§ **Aim**
Convert the part of the items that opens with the line containing "bar-control <box>89 357 145 510</box>" and closes with the last line of the items into a JSON list of strings, one string per line, leaving out blank lines.

§ **Records to use**
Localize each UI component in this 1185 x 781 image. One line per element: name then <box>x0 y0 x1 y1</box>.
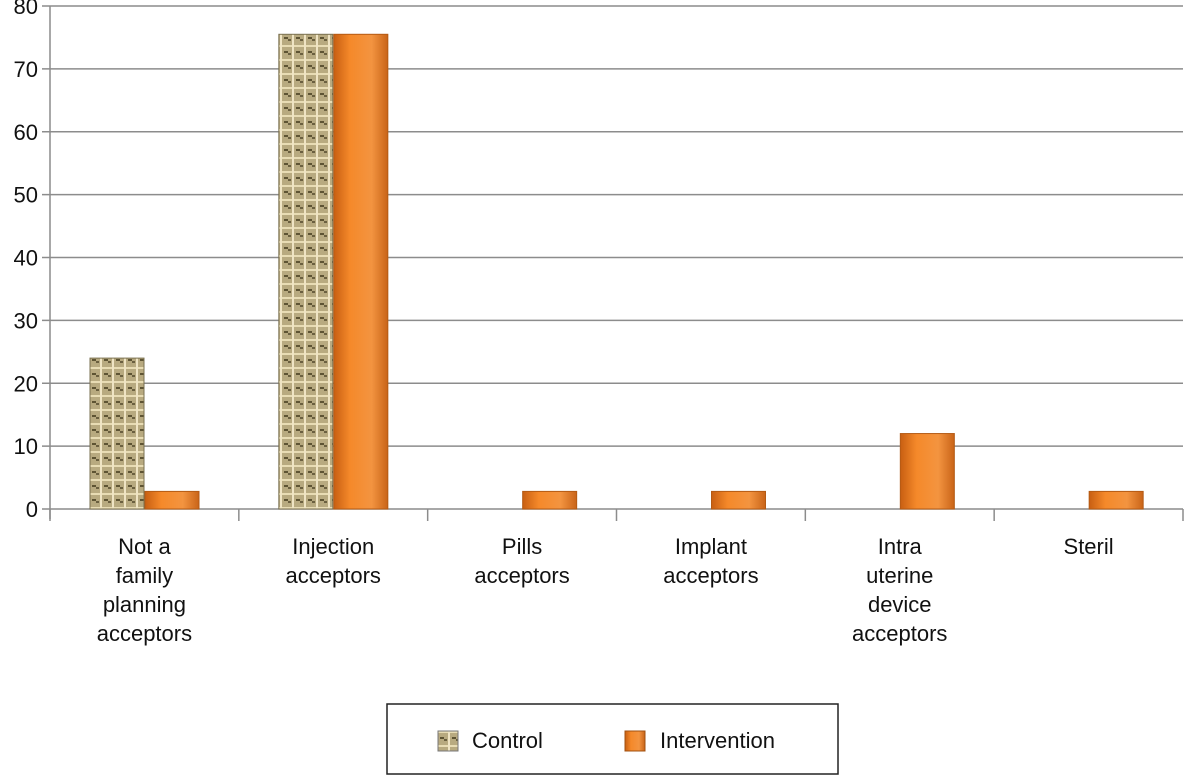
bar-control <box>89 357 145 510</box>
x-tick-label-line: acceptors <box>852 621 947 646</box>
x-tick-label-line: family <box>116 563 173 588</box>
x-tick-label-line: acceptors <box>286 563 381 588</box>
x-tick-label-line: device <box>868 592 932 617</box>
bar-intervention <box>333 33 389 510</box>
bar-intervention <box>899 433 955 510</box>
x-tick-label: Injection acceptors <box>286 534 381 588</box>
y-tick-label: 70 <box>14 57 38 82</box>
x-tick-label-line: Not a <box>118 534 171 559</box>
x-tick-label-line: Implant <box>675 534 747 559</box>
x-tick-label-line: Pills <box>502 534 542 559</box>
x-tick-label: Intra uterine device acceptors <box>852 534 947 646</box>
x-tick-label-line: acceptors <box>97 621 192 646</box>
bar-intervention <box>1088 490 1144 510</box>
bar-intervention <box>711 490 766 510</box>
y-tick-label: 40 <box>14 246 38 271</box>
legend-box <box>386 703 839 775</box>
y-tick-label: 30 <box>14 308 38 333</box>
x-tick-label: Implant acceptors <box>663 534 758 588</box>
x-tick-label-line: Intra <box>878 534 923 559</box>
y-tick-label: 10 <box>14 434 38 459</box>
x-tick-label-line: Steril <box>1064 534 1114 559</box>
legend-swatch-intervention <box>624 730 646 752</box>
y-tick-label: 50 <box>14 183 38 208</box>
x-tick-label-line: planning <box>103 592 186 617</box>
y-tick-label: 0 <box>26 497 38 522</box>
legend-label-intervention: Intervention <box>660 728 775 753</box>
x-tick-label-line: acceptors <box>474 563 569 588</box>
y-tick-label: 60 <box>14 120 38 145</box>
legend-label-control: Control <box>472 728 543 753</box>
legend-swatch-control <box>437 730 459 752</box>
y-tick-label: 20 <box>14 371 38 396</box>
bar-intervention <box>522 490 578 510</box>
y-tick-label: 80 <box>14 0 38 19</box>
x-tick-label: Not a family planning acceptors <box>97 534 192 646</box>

§ **Task solution**
[
  "bar-control <box>89 357 145 510</box>",
  "x-tick-label-line: acceptors <box>852 621 947 646</box>",
  "x-tick-label-line: family <box>116 563 173 588</box>",
  "x-tick-label-line: acceptors <box>286 563 381 588</box>",
  "x-tick-label-line: device <box>868 592 932 617</box>",
  "bar-intervention <box>333 33 389 510</box>",
  "bar-intervention <box>899 433 955 510</box>",
  "x-tick-label: Injection acceptors <box>286 534 381 588</box>",
  "y-tick-label: 70 <box>14 57 38 82</box>",
  "x-tick-label-line: Not a <box>118 534 171 559</box>",
  "x-tick-label-line: Implant <box>675 534 747 559</box>",
  "x-tick-label-line: Pills <box>502 534 542 559</box>",
  "x-tick-label: Intra uterine device acceptors <box>852 534 947 646</box>",
  "x-tick-label-line: acceptors <box>97 621 192 646</box>",
  "bar-intervention <box>1088 490 1144 510</box>",
  "bar-intervention <box>711 490 766 510</box>",
  "y-tick-label: 40 <box>14 246 38 271</box>",
  "legend-box <box>386 703 839 775</box>",
  "y-tick-label: 30 <box>14 308 38 333</box>",
  "x-tick-label: Implant acceptors <box>663 534 758 588</box>",
  "x-tick-label-line: Intra <box>878 534 923 559</box>",
  "y-tick-label: 10 <box>14 434 38 459</box>",
  "x-tick-label-line: Steril <box>1064 534 1114 559</box>",
  "legend-swatch-intervention <box>624 730 646 752</box>",
  "y-tick-label: 50 <box>14 183 38 208</box>",
  "x-tick-label-line: planning <box>103 592 186 617</box>",
  "y-tick-label: 0 <box>26 497 38 522</box>",
  "legend-label-intervention: Intervention <box>660 728 775 753</box>",
  "x-tick-label-line: acceptors <box>474 563 569 588</box>",
  "y-tick-label: 60 <box>14 120 38 145</box>",
  "legend-label-control: Control <box>472 728 543 753</box>",
  "legend-swatch-control <box>437 730 459 752</box>",
  "y-tick-label: 20 <box>14 371 38 396</box>",
  "bar-intervention <box>522 490 578 510</box>",
  "y-tick-label: 80 <box>14 0 38 19</box>",
  "x-tick-label: Not a family planning acceptors <box>97 534 192 646</box>"
]